For the entries that follow, tally the lines holding the string "LEAGUES". Give the total and nothing else.

begin

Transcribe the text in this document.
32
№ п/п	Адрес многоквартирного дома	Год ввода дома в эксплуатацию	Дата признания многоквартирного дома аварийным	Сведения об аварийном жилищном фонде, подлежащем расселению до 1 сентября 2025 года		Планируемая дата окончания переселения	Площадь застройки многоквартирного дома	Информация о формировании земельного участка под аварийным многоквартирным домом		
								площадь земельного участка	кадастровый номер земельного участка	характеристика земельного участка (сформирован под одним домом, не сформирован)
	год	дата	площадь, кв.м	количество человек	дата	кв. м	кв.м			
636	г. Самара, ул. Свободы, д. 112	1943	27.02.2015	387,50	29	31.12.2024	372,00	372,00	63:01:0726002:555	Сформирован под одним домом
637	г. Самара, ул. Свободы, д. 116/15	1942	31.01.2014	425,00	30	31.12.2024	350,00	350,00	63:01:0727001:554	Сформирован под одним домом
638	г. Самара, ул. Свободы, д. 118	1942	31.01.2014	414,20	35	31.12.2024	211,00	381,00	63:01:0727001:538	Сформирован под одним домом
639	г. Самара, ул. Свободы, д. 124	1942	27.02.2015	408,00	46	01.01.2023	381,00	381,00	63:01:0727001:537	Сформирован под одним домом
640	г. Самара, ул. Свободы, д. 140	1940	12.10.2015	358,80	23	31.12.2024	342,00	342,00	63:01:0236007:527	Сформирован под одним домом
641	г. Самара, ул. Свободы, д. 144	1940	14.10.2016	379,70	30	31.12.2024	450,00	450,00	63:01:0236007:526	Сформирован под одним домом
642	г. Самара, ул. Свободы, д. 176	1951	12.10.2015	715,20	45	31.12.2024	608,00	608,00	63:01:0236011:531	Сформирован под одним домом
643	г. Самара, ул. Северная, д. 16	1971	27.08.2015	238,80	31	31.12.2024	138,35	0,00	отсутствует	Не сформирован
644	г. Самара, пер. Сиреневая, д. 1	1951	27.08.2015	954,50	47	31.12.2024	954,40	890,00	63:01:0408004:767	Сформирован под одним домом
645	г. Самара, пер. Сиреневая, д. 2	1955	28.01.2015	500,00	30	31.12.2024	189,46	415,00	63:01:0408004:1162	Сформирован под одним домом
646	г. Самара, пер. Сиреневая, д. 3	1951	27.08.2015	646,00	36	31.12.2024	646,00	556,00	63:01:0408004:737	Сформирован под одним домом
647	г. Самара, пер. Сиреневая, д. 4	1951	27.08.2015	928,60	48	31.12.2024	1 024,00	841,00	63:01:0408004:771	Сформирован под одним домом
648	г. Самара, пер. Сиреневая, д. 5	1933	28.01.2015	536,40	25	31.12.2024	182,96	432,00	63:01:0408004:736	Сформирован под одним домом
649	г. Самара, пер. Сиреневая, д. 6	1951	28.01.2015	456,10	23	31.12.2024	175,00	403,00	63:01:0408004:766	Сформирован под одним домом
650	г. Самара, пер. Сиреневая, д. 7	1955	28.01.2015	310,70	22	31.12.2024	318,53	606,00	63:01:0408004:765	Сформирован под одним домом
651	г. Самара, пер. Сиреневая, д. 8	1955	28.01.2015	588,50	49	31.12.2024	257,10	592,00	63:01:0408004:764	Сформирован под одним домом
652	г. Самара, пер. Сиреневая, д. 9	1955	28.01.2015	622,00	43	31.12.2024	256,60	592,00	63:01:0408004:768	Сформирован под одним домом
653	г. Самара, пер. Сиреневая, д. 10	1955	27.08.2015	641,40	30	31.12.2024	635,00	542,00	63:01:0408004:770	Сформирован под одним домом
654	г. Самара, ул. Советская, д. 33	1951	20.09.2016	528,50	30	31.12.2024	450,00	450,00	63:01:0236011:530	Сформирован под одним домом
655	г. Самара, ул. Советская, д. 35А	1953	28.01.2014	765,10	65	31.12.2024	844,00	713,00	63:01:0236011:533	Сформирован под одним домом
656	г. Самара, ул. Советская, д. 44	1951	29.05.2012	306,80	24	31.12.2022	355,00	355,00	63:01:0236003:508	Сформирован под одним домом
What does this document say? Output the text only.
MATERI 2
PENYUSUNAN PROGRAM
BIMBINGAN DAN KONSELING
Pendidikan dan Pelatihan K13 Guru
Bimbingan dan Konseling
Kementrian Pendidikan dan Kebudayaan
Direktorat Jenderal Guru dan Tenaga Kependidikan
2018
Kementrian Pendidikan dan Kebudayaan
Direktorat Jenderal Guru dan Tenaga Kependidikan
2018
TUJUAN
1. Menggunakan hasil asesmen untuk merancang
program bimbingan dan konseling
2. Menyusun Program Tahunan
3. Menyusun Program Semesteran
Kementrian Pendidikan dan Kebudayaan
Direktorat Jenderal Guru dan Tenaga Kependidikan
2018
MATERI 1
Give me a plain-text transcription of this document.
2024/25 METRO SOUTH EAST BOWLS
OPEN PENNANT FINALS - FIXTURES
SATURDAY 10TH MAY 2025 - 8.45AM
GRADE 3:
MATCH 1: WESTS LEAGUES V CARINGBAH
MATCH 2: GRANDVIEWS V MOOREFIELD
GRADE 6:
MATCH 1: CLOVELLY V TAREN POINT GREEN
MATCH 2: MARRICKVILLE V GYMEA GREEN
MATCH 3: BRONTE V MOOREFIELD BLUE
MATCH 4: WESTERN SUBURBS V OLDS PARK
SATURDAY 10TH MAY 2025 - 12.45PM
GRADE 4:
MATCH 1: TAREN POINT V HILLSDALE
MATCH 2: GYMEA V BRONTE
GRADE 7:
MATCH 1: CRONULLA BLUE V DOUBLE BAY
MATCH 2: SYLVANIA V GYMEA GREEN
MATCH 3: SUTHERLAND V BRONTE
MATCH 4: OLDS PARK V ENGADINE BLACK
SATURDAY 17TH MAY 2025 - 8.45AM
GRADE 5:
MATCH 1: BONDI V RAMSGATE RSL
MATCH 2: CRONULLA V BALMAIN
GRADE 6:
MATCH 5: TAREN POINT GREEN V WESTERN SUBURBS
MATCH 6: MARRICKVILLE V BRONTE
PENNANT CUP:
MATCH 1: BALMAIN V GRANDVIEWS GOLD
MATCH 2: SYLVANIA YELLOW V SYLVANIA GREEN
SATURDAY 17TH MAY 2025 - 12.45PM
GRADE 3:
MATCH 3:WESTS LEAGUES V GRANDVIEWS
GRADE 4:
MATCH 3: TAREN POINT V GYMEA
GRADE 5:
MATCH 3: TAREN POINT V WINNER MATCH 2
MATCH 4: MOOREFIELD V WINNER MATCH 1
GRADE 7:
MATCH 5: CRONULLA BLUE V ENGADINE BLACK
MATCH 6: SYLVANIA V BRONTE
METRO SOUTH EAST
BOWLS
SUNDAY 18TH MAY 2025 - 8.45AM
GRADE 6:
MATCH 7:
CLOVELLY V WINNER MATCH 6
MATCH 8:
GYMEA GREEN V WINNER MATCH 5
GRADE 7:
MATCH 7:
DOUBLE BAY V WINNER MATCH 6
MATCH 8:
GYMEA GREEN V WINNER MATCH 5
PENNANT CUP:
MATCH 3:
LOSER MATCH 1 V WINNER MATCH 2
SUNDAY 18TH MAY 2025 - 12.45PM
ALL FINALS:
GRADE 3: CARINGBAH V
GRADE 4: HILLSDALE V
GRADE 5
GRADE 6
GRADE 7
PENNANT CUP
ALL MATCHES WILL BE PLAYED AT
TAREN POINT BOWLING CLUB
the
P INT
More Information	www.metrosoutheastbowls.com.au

end

Correct response: 2